> _Given problem_: Each entry in the listing below should be restated word for word.

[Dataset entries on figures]
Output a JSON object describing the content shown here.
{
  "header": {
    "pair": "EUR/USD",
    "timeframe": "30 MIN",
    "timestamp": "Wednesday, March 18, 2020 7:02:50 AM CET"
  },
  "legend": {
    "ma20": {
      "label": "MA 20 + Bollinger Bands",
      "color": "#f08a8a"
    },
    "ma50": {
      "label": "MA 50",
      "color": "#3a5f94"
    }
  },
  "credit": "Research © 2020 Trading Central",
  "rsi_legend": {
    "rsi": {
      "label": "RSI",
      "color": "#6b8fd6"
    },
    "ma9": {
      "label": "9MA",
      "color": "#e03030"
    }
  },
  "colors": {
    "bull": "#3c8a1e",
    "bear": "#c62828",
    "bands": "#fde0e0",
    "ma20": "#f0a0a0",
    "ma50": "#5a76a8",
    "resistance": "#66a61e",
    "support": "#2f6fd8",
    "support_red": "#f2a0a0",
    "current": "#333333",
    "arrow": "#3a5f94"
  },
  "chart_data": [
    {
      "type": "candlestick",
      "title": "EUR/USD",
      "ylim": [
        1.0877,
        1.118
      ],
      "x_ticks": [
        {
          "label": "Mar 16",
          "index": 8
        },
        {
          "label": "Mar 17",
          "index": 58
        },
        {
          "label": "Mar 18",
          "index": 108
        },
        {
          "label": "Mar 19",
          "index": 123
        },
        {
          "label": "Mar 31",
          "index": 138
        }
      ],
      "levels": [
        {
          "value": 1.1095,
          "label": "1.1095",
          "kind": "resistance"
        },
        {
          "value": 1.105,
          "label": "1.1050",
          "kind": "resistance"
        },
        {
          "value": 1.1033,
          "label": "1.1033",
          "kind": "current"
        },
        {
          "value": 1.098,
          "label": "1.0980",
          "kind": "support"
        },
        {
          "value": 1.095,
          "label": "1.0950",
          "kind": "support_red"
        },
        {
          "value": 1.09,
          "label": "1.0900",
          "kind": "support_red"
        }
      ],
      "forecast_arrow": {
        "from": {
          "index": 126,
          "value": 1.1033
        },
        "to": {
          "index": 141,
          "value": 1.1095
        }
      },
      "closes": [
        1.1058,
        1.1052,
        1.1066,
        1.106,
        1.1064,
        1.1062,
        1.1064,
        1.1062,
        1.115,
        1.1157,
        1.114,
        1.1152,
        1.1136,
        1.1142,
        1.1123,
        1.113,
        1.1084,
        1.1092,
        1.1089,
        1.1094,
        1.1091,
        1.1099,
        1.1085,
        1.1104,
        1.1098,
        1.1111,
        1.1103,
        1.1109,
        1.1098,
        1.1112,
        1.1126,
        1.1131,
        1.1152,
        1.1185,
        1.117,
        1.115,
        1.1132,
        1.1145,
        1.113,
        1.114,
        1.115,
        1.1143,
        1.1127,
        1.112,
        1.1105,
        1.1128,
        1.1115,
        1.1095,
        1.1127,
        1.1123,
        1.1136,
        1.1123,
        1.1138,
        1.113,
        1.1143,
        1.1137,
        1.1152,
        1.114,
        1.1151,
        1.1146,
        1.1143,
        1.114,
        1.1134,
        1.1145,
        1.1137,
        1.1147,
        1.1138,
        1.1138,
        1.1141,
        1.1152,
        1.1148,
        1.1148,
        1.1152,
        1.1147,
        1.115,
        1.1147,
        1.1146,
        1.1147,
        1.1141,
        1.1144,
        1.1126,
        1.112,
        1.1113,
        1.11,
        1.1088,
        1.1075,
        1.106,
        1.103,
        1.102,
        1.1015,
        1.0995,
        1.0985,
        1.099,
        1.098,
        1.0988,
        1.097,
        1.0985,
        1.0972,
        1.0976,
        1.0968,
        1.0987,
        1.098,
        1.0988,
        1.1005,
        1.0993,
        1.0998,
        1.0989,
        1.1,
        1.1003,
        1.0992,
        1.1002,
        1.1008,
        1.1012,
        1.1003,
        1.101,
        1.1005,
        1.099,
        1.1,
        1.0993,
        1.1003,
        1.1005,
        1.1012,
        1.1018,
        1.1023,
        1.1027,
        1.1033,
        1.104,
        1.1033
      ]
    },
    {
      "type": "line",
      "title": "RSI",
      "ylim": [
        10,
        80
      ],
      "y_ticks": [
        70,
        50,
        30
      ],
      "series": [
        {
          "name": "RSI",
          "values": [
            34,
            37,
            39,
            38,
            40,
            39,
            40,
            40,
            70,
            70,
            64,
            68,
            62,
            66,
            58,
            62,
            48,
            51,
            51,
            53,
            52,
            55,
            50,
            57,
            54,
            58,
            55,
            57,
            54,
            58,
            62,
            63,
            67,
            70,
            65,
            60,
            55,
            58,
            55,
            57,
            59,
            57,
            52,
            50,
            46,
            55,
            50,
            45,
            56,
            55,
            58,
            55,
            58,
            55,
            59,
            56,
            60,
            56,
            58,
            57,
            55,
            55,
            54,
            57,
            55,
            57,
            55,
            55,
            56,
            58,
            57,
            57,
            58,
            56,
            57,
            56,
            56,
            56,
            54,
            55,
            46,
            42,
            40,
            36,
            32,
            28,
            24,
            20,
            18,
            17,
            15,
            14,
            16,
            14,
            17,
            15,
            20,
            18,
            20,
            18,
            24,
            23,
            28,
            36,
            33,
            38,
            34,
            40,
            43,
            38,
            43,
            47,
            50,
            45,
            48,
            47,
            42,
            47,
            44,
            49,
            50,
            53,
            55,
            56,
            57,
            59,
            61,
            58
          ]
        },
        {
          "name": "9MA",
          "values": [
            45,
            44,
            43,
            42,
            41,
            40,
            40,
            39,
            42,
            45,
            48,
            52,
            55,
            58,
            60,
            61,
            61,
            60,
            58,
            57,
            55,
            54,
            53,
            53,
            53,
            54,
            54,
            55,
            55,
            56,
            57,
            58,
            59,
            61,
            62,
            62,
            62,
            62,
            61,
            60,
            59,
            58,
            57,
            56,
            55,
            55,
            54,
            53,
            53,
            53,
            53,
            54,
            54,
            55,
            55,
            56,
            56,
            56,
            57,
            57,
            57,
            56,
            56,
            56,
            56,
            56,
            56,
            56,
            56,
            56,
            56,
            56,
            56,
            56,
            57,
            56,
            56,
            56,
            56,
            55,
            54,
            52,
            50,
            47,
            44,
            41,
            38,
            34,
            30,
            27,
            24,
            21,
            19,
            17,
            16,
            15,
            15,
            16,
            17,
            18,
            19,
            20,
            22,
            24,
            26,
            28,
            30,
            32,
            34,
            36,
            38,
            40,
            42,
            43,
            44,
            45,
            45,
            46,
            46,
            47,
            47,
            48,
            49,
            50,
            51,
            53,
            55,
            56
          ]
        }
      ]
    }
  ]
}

> _Written solution_:
Output a JSON object describing the content shown here.
{
  "header": {
    "pair": "EUR/USD",
    "timeframe": "30 MIN",
    "timestamp": "Wednesday, March 18, 2020 7:02:50 AM CET"
  },
  "legend": {
    "ma20": {
      "label": "MA 20 + Bollinger Bands",
      "color": "#f08a8a"
    },
    "ma50": {
      "label": "MA 50",
      "color": "#3a5f94"
    }
  },
  "credit": "Research © 2020 Trading Central",
  "rsi_legend": {
    "rsi": {
      "label": "RSI",
      "color": "#6b8fd6"
    },
    "ma9": {
      "label": "9MA",
      "color": "#e03030"
    }
  },
  "colors": {
    "bull": "#3c8a1e",
    "bear": "#c62828",
    "bands": "#fde0e0",
    "ma20": "#f0a0a0",
    "ma50": "#5a76a8",
    "resistance": "#66a61e",
    "support": "#2f6fd8",
    "support_red": "#f2a0a0",
    "current": "#333333",
    "arrow": "#3a5f94"
  },
  "chart_data": [
    {
      "type": "candlestick",
      "title": "EUR/USD",
      "ylim": [
        1.0877,
        1.118
      ],
      "x_ticks": [
        {
          "label": "Mar 16",
          "index": 8
        },
        {
          "label": "Mar 17",
          "index": 58
        },
        {
          "label": "Mar 18",
          "index": 108
        },
        {
          "label": "Mar 19",
          "index": 123
        },
        {
          "label": "Mar 31",
          "index": 138
        }
      ],
      "levels": [
        {
          "value": 1.1095,
          "label": "1.1095",
          "kind": "resistance"
        },
        {
          "value": 1.105,
          "label": "1.1050",
          "kind": "resistance"
        },
        {
          "value": 1.1033,
          "label": "1.1033",
          "kind": "current"
        },
        {
          "value": 1.098,
          "label": "1.0980",
          "kind": "support"
        },
        {
          "value": 1.095,
          "label": "1.0950",
          "kind": "support_red"
        },
        {
          "value": 1.09,
          "label": "1.0900",
          "kind": "support_red"
        }
      ],
      "forecast_arrow": {
        "from": {
          "index": 126,
          "value": 1.1033
        },
        "to": {
          "index": 141,
          "value": 1.1095
        }
      },
      "closes": [
        1.1058,
        1.1052,
        1.1066,
        1.106,
        1.1064,
        1.1062,
        1.1064,
        1.1062,
        1.115,
        1.1157,
        1.114,
        1.1152,
        1.1136,
        1.1142,
        1.1123,
        1.113,
        1.1084,
        1.1092,
        1.1089,
        1.1094,
        1.1091,
        1.1099,
        1.1085,
        1.1104,
        1.1098,
        1.1111,
        1.1103,
        1.1109,
        1.1098,
        1.1112,
        1.1126,
        1.1131,
        1.1152,
        1.1185,
        1.117,
        1.115,
        1.1132,
        1.1145,
        1.113,
        1.114,
        1.115,
        1.1143,
        1.1127,
        1.112,
        1.1105,
        1.1128,
        1.1115,
        1.1095,
        1.1127,
        1.1123,
        1.1136,
        1.1123,
        1.1138,
        1.113,
        1.1143,
        1.1137,
        1.1152,
        1.114,
        1.1151,
        1.1146,
        1.1143,
        1.114,
        1.1134,
        1.1145,
        1.1137,
        1.1147,
        1.1138,
        1.1138,
        1.1141,
        1.1152,
        1.1148,
        1.1148,
        1.1152,
        1.1147,
        1.115,
        1.1147,
        1.1146,
        1.1147,
        1.1141,
        1.1144,
        1.1126,
        1.112,
        1.1113,
        1.11,
        1.1088,
        1.1075,
        1.106,
        1.103,
        1.102,
        1.1015,
        1.0995,
        1.0985,
        1.099,
        1.098,
        1.0988,
        1.097,
        1.0985,
        1.0972,
        1.0976,
        1.0968,
        1.0987,
        1.098,
        1.0988,
        1.1005,
        1.0993,
        1.0998,
        1.0989,
        1.1,
        1.1003,
        1.0992,
        1.1002,
        1.1008,
        1.1012,
        1.1003,
        1.101,
        1.1005,
        1.099,
        1.1,
        1.0993,
        1.1003,
        1.1005,
        1.1012,
        1.1018,
        1.1023,
        1.1027,
        1.1033,
        1.104,
        1.1033
      ]
    },
    {
      "type": "line",
      "title": "RSI",
      "ylim": [
        10,
        80
      ],
      "y_ticks": [
        70,
        50,
        30
      ],
      "series": [
        {
          "name": "RSI",
          "values": [
            34,
            37,
            39,
            38,
            40,
            39,
            40,
            40,
            70,
            70,
            64,
            68,
            62,
            66,
            58,
            62,
            48,
            51,
            51,
            53,
            52,
            55,
            50,
            57,
            54,
            58,
            55,
            57,
            54,
            58,
            62,
            63,
            67,
            70,
            65,
            60,
            55,
            58,
            55,
            57,
            59,
            57,
            52,
            50,
            46,
            55,
            50,
            45,
            56,
            55,
            58,
            55,
            58,
            55,
            59,
            56,
            60,
            56,
            58,
            57,
            55,
            55,
            54,
            57,
            55,
            57,
            55,
            55,
            56,
            58,
            57,
            57,
            58,
            56,
            57,
            56,
            56,
            56,
            54,
            55,
            46,
            42,
            40,
            36,
            32,
            28,
            24,
            20,
            18,
            17,
            15,
            14,
            16,
            14,
            17,
            15,
            20,
            18,
            20,
            18,
            24,
            23,
            28,
            36,
            33,
            38,
            34,
            40,
            43,
            38,
            43,
            47,
            50,
            45,
            48,
            47,
            42,
            47,
            44,
            49,
            50,
            53,
            55,
            56,
            57,
            59,
            61,
            58
          ]
        },
        {
          "name": "9MA",
          "values": [
            45,
            44,
            43,
            42,
            41,
            40,
            40,
            39,
            42,
            45,
            48,
            52,
            55,
            58,
            60,
            61,
            61,
            60,
            58,
            57,
            55,
            54,
            53,
            53,
            53,
            54,
            54,
            55,
            55,
            56,
            57,
            58,
            59,
            61,
            62,
            62,
            62,
            62,
            61,
            60,
            59,
            58,
            57,
            56,
            55,
            55,
            54,
            53,
            53,
            53,
            53,
            54,
            54,
            55,
            55,
            56,
            56,
            56,
            57,
            57,
            57,
            56,
            56,
            56,
            56,
            56,
            56,
            56,
            56,
            56,
            56,
            56,
            56,
            56,
            57,
            56,
            56,
            56,
            56,
            55,
            54,
            52,
            50,
            47,
            44,
            41,
            38,
            34,
            30,
            27,
            24,
            21,
            19,
            17,
            16,
            15,
            15,
            16,
            17,
            18,
            19,
            20,
            22,
            24,
            26,
            28,
            30,
            32,
            34,
            36,
            38,
            40,
            42,
            43,
            44,
            45,
            45,
            46,
            46,
            47,
            47,
            48,
            49,
            50,
            51,
            53,
            55,
            56
          ]
        }
      ]
    }
  ]
}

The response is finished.